-------- EXTRACTED RECORDS

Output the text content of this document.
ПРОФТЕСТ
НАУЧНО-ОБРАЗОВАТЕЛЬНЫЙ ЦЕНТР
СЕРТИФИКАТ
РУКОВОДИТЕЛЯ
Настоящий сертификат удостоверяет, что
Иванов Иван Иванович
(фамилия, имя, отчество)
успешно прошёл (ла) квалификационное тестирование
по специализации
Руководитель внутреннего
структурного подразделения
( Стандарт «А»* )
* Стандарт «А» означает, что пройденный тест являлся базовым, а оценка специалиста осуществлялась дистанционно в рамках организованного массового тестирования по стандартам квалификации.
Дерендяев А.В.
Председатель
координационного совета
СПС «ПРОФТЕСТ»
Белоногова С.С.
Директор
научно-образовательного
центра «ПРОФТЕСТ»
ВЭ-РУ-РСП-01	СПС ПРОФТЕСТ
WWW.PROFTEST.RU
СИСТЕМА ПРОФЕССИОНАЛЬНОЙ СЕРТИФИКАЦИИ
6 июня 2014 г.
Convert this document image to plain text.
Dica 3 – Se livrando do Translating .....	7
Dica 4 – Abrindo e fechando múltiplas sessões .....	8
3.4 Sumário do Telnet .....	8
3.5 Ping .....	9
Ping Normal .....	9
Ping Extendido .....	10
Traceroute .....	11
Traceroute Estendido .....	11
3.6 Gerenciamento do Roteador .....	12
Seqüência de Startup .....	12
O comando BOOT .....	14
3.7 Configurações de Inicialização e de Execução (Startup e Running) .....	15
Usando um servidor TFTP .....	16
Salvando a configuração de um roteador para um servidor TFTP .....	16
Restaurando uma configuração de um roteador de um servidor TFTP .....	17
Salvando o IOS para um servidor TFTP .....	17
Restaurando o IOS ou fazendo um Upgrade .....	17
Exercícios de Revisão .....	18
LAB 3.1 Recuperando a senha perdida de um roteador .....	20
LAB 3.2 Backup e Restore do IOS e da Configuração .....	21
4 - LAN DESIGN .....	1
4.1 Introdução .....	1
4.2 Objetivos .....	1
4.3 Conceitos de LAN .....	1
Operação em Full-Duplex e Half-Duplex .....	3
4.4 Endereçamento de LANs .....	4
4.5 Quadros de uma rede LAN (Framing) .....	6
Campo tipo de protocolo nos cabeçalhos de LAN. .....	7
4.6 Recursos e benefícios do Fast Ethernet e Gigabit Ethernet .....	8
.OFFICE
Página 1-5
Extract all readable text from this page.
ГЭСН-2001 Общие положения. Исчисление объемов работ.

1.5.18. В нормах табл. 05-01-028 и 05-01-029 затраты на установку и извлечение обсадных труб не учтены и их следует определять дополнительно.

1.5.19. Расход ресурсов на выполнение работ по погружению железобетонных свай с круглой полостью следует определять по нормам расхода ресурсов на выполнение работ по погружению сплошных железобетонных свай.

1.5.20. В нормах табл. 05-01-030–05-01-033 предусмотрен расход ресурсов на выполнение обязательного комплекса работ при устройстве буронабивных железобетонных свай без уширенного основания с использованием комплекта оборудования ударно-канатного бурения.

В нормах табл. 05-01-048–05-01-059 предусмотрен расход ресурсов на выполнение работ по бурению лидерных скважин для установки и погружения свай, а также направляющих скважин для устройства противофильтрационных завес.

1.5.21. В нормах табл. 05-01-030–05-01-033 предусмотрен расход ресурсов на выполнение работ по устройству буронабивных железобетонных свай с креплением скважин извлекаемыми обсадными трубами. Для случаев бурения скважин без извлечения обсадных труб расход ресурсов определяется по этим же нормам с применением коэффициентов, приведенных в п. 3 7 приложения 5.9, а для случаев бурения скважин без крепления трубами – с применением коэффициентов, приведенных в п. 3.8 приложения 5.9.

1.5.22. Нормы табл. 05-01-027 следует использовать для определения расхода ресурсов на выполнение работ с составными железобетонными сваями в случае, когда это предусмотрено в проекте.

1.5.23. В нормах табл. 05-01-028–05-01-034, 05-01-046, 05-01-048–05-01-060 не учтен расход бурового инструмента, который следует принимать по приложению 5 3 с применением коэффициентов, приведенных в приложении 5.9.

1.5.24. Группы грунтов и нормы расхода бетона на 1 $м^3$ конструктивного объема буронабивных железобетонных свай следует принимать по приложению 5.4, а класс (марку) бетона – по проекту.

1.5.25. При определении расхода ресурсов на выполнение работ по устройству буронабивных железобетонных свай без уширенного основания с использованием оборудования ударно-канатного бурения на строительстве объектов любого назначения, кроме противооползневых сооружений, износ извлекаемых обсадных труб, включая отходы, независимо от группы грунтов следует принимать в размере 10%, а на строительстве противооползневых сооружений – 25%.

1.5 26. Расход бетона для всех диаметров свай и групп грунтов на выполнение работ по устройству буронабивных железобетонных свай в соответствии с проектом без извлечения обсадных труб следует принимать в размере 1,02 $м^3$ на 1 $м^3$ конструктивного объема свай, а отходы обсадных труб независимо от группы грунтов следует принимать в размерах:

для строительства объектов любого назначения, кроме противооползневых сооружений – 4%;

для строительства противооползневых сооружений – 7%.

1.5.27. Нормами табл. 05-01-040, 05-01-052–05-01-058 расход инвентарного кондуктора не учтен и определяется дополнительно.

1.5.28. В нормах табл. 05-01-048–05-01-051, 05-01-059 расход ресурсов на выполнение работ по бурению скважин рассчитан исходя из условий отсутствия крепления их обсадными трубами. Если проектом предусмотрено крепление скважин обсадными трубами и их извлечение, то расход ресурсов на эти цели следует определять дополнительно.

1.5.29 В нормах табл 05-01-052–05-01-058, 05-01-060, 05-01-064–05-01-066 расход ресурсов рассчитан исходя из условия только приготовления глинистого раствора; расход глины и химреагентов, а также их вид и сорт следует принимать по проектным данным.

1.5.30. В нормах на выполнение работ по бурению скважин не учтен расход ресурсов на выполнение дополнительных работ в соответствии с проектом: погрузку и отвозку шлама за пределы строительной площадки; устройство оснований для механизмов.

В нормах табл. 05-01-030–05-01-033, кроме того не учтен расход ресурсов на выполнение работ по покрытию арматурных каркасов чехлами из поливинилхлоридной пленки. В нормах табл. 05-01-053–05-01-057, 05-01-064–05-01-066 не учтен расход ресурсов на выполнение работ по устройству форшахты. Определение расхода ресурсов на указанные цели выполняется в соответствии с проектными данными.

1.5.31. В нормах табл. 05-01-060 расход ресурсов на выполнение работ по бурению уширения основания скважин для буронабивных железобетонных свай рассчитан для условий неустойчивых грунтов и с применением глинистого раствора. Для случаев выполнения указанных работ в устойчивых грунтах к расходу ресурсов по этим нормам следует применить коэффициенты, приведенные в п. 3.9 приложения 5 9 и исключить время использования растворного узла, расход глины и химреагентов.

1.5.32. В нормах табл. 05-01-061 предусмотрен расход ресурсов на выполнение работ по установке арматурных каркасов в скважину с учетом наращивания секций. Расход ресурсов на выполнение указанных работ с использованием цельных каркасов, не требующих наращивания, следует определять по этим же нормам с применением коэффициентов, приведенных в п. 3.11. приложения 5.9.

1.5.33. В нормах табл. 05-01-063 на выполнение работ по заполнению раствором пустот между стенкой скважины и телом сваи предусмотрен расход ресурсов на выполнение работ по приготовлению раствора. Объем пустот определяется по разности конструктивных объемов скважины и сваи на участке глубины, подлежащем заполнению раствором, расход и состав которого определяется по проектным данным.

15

----------------

* [OBJECTIVE] Please output the complete data exactly.

* [OUTPUT FOR THIS TASK]
Output the text content of this document.
ПРОФТЕСТ
НАУЧНО-ОБРАЗОВАТЕЛЬНЫЙ ЦЕНТР
СЕРТИФИКАТ
РУКОВОДИТЕЛЯ
Настоящий сертификат удостоверяет, что
Иванов Иван Иванович
(фамилия, имя, отчество)
успешно прошёл (ла) квалификационное тестирование
по специализации
Руководитель внутреннего
структурного подразделения
( Стандарт «А»* )
* Стандарт «А» означает, что пройденный тест являлся базовым, а оценка специалиста осуществлялась дистанционно в рамках организованного массового тестирования по стандартам квалификации.
Дерендяев А.В.
Председатель
координационного совета
СПС «ПРОФТЕСТ»
Белоногова С.С.
Директор
научно-образовательного
центра «ПРОФТЕСТ»
ВЭ-РУ-РСП-01	СПС ПРОФТЕСТ
WWW.PROFTEST.RU
СИСТЕМА ПРОФЕССИОНАЛЬНОЙ СЕРТИФИКАЦИИ
6 июня 2014 г.
Convert this document image to plain text.
Dica 3 – Se livrando do Translating .....	7
Dica 4 – Abrindo e fechando múltiplas sessões .....	8
3.4 Sumário do Telnet .....	8
3.5 Ping .....	9
Ping Normal .....	9
Ping Extendido .....	10
Traceroute .....	11
Traceroute Estendido .....	11
3.6 Gerenciamento do Roteador .....	12
Seqüência de Startup .....	12
O comando BOOT .....	14
3.7 Configurações de Inicialização e de Execução (Startup e Running) .....	15
Usando um servidor TFTP .....	16
Salvando a configuração de um roteador para um servidor TFTP .....	16
Restaurando uma configuração de um roteador de um servidor TFTP .....	17
Salvando o IOS para um servidor TFTP .....	17
Restaurando o IOS ou fazendo um Upgrade .....	17
Exercícios de Revisão .....	18
LAB 3.1 Recuperando a senha perdida de um roteador .....	20
LAB 3.2 Backup e Restore do IOS e da Configuração .....	21
4 - LAN DESIGN .....	1
4.1 Introdução .....	1
4.2 Objetivos .....	1
4.3 Conceitos de LAN .....	1
Operação em Full-Duplex e Half-Duplex .....	3
4.4 Endereçamento de LANs .....	4
4.5 Quadros de uma rede LAN (Framing) .....	6
Campo tipo de protocolo nos cabeçalhos de LAN. .....	7
4.6 Recursos e benefícios do Fast Ethernet e Gigabit Ethernet .....	8
.OFFICE
Página 1-5
Extract all readable text from this page.
ГЭСН-2001 Общие положения. Исчисление объемов работ.

1.5.18. В нормах табл. 05-01-028 и 05-01-029 затраты на установку и извлечение обсадных труб не учтены и их следует определять дополнительно.

1.5.19. Расход ресурсов на выполнение работ по погружению железобетонных свай с круглой полостью следует определять по нормам расхода ресурсов на выполнение работ по погружению сплошных железобетонных свай.

1.5.20. В нормах табл. 05-01-030–05-01-033 предусмотрен расход ресурсов на выполнение обязательного комплекса работ при устройстве буронабивных железобетонных свай без уширенного основания с использованием комплекта оборудования ударно-канатного бурения.

В нормах табл. 05-01-048–05-01-059 предусмотрен расход ресурсов на выполнение работ по бурению лидерных скважин для установки и погружения свай, а также направляющих скважин для устройства противофильтрационных завес.

1.5.21. В нормах табл. 05-01-030–05-01-033 предусмотрен расход ресурсов на выполнение работ по устройству буронабивных железобетонных свай с креплением скважин извлекаемыми обсадными трубами. Для случаев бурения скважин без извлечения обсадных труб расход ресурсов определяется по этим же нормам с применением коэффициентов, приведенных в п. 3 7 приложения 5.9, а для случаев бурения скважин без крепления трубами – с применением коэффициентов, приведенных в п. 3.8 приложения 5.9.

1.5.22. Нормы табл. 05-01-027 следует использовать для определения расхода ресурсов на выполнение работ с составными железобетонными сваями в случае, когда это предусмотрено в проекте.

1.5.23. В нормах табл. 05-01-028–05-01-034, 05-01-046, 05-01-048–05-01-060 не учтен расход бурового инструмента, который следует принимать по приложению 5 3 с применением коэффициентов, приведенных в приложении 5.9.

1.5.24. Группы грунтов и нормы расхода бетона на 1 $м^3$ конструктивного объема буронабивных железобетонных свай следует принимать по приложению 5.4, а класс (марку) бетона – по проекту.

1.5.25. При определении расхода ресурсов на выполнение работ по устройству буронабивных железобетонных свай без уширенного основания с использованием оборудования ударно-канатного бурения на строительстве объектов любого назначения, кроме противооползневых сооружений, износ извлекаемых обсадных труб, включая отходы, независимо от группы грунтов следует принимать в размере 10%, а на строительстве противооползневых сооружений – 25%.

1.5 26. Расход бетона для всех диаметров свай и групп грунтов на выполнение работ по устройству буронабивных железобетонных свай в соответствии с проектом без извлечения обсадных труб следует принимать в размере 1,02 $м^3$ на 1 $м^3$ конструктивного объема свай, а отходы обсадных труб независимо от группы грунтов следует принимать в размерах:

для строительства объектов любого назначения, кроме противооползневых сооружений – 4%;

для строительства противооползневых сооружений – 7%.

1.5.27. Нормами табл. 05-01-040, 05-01-052–05-01-058 расход инвентарного кондуктора не учтен и определяется дополнительно.

1.5.28. В нормах табл. 05-01-048–05-01-051, 05-01-059 расход ресурсов на выполнение работ по бурению скважин рассчитан исходя из условий отсутствия крепления их обсадными трубами. Если проектом предусмотрено крепление скважин обсадными трубами и их извлечение, то расход ресурсов на эти цели следует определять дополнительно.

1.5.29 В нормах табл 05-01-052–05-01-058, 05-01-060, 05-01-064–05-01-066 расход ресурсов рассчитан исходя из условия только приготовления глинистого раствора; расход глины и химреагентов, а также их вид и сорт следует принимать по проектным данным.

1.5.30. В нормах на выполнение работ по бурению скважин не учтен расход ресурсов на выполнение дополнительных работ в соответствии с проектом: погрузку и отвозку шлама за пределы строительной площадки; устройство оснований для механизмов.

В нормах табл. 05-01-030–05-01-033, кроме того не учтен расход ресурсов на выполнение работ по покрытию арматурных каркасов чехлами из поливинилхлоридной пленки. В нормах табл. 05-01-053–05-01-057, 05-01-064–05-01-066 не учтен расход ресурсов на выполнение работ по устройству форшахты. Определение расхода ресурсов на указанные цели выполняется в соответствии с проектными данными.

1.5.31. В нормах табл. 05-01-060 расход ресурсов на выполнение работ по бурению уширения основания скважин для буронабивных железобетонных свай рассчитан для условий неустойчивых грунтов и с применением глинистого раствора. Для случаев выполнения указанных работ в устойчивых грунтах к расходу ресурсов по этим нормам следует применить коэффициенты, приведенные в п. 3.9 приложения 5 9 и исключить время использования растворного узла, расход глины и химреагентов.

1.5.32. В нормах табл. 05-01-061 предусмотрен расход ресурсов на выполнение работ по установке арматурных каркасов в скважину с учетом наращивания секций. Расход ресурсов на выполнение указанных работ с использованием цельных каркасов, не требующих наращивания, следует определять по этим же нормам с применением коэффициентов, приведенных в п. 3.11. приложения 5.9.

1.5.33. В нормах табл. 05-01-063 на выполнение работ по заполнению раствором пустот между стенкой скважины и телом сваи предусмотрен расход ресурсов на выполнение работ по приготовлению раствора. Объем пустот определяется по разности конструктивных объемов скважины и сваи на участке глубины, подлежащем заполнению раствором, расход и состав которого определяется по проектным данным.

15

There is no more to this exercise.